§ **Work to complete**: Look through the data below. Show each line where the string "轴交于点" occurs.

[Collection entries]
[BEGIN]

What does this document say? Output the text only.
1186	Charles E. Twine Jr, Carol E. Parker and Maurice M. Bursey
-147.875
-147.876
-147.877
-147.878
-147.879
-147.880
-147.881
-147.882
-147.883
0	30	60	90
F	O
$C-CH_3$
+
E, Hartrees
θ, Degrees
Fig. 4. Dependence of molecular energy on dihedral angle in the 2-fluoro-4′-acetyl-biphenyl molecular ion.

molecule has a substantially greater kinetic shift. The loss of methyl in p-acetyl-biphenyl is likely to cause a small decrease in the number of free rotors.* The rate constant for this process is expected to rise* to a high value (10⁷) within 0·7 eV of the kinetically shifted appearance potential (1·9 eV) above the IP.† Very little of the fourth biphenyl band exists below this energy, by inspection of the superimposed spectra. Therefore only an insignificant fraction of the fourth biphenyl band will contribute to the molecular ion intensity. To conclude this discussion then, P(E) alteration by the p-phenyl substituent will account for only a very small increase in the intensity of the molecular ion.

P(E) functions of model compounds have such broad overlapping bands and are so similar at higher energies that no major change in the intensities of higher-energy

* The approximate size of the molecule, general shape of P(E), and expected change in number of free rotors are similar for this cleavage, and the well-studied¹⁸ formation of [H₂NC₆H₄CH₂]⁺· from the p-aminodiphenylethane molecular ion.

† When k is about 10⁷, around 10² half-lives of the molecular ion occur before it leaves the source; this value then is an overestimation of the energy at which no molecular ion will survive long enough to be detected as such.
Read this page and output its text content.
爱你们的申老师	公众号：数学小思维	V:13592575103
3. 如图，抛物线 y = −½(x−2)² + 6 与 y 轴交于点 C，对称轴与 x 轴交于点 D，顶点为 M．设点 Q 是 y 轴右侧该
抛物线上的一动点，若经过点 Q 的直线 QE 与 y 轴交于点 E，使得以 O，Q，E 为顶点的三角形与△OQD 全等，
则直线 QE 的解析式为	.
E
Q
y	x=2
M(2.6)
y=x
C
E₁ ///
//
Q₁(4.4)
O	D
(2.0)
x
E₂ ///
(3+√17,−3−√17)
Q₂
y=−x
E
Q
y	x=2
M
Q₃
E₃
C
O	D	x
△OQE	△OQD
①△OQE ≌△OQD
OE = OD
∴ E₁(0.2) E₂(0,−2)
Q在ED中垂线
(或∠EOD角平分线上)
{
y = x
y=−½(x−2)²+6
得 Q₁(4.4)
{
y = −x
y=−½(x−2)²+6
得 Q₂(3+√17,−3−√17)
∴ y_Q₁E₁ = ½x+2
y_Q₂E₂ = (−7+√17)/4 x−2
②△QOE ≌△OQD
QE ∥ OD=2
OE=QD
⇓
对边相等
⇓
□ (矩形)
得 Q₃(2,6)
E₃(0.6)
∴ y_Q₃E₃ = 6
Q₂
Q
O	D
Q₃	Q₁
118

[END]
[BEGIN]

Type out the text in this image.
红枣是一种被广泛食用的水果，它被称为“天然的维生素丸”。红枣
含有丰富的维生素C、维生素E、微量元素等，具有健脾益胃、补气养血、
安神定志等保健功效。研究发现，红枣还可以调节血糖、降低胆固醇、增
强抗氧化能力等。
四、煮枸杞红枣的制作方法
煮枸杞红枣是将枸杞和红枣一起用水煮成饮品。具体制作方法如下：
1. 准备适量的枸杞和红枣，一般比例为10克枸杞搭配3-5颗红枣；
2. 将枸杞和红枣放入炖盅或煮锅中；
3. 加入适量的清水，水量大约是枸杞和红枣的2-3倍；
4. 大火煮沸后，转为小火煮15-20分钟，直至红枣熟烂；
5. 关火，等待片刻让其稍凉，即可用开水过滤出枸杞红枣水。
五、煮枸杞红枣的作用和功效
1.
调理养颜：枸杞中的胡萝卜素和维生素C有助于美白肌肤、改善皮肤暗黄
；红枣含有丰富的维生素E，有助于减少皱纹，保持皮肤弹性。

[END]

§ **Worked solution**:
3. 如图，抛物线 y = −½(x−2)² + 6 与 y 轴交于点 C，对称轴与 x 轴交于点 D，顶点为 M．设点 Q 是 y 轴右侧该
抛物线上的一动点，若经过点 Q 的直线 QE 与 y 轴交于点 E，使得以 O，Q，E 为顶点的三角形与△OQD 全等，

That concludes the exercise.